■ PROBLEM DETAILS:
Copy out the data below verbatim.

■ Dataset items:

+-------+

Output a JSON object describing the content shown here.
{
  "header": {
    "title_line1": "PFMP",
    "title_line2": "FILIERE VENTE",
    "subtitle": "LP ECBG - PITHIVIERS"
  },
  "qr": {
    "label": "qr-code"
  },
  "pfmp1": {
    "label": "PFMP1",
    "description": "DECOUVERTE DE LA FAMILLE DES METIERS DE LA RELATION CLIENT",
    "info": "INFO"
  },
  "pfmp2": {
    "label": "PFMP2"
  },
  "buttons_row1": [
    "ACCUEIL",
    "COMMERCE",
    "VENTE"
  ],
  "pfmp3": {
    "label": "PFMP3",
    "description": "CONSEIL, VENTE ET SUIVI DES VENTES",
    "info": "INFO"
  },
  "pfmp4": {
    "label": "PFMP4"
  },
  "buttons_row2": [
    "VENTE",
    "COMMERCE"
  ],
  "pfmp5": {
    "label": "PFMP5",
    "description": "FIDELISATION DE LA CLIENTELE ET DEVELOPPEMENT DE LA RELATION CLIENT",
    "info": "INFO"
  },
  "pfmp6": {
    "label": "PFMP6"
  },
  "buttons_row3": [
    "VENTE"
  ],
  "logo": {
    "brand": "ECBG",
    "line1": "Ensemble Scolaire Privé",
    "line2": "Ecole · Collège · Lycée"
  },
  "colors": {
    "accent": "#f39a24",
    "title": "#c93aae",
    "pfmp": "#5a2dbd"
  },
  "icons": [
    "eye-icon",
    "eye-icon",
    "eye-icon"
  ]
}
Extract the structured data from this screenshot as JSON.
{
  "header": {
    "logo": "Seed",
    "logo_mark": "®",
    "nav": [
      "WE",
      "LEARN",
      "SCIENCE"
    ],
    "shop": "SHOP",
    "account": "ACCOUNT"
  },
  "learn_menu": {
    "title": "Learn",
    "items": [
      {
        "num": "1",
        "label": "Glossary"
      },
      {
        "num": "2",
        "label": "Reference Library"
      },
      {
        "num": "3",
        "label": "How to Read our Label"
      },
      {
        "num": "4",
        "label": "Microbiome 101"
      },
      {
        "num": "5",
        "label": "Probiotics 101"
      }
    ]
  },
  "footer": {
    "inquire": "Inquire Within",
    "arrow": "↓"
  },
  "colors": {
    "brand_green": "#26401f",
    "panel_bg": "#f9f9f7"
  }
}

+-------+

■ REPLY TO THE TASK:
Output a JSON object describing the content shown here.
{
  "header": {
    "title_line1": "PFMP",
    "title_line2": "FILIERE VENTE",
    "subtitle": "LP ECBG - PITHIVIERS"
  },
  "qr": {
    "label": "qr-code"
  },
  "pfmp1": {
    "label": "PFMP1",
    "description": "DECOUVERTE DE LA FAMILLE DES METIERS DE LA RELATION CLIENT",
    "info": "INFO"
  },
  "pfmp2": {
    "label": "PFMP2"
  },
  "buttons_row1": [
    "ACCUEIL",
    "COMMERCE",
    "VENTE"
  ],
  "pfmp3": {
    "label": "PFMP3",
    "description": "CONSEIL, VENTE ET SUIVI DES VENTES",
    "info": "INFO"
  },
  "pfmp4": {
    "label": "PFMP4"
  },
  "buttons_row2": [
    "VENTE",
    "COMMERCE"
  ],
  "pfmp5": {
    "label": "PFMP5",
    "description": "FIDELISATION DE LA CLIENTELE ET DEVELOPPEMENT DE LA RELATION CLIENT",
    "info": "INFO"
  },
  "pfmp6": {
    "label": "PFMP6"
  },
  "buttons_row3": [
    "VENTE"
  ],
  "logo": {
    "brand": "ECBG",
    "line1": "Ensemble Scolaire Privé",
    "line2": "Ecole · Collège · Lycée"
  },
  "colors": {
    "accent": "#f39a24",
    "title": "#c93aae",
    "pfmp": "#5a2dbd"
  },
  "icons": [
    "eye-icon",
    "eye-icon",
    "eye-icon"
  ]
}
Extract the structured data from this screenshot as JSON.
{
  "header": {
    "logo": "Seed",
    "logo_mark": "®",
    "nav": [
      "WE",
      "LEARN",
      "SCIENCE"
    ],
    "shop": "SHOP",
    "account": "ACCOUNT"
  },
  "learn_menu": {
    "title": "Learn",
    "items": [
      {
        "num": "1",
        "label": "Glossary"
      },
      {
        "num": "2",
        "label": "Reference Library"
      },
      {
        "num": "3",
        "label": "How to Read our Label"
      },
      {
        "num": "4",
        "label": "Microbiome 101"
      },
      {
        "num": "5",
        "label": "Probiotics 101"
      }
    ]
  },
  "footer": {
    "inquire": "Inquire Within",
    "arrow": "↓"
  },
  "colors": {
    "brand_green": "#26401f",
    "panel_bg": "#f9f9f7"
  }
}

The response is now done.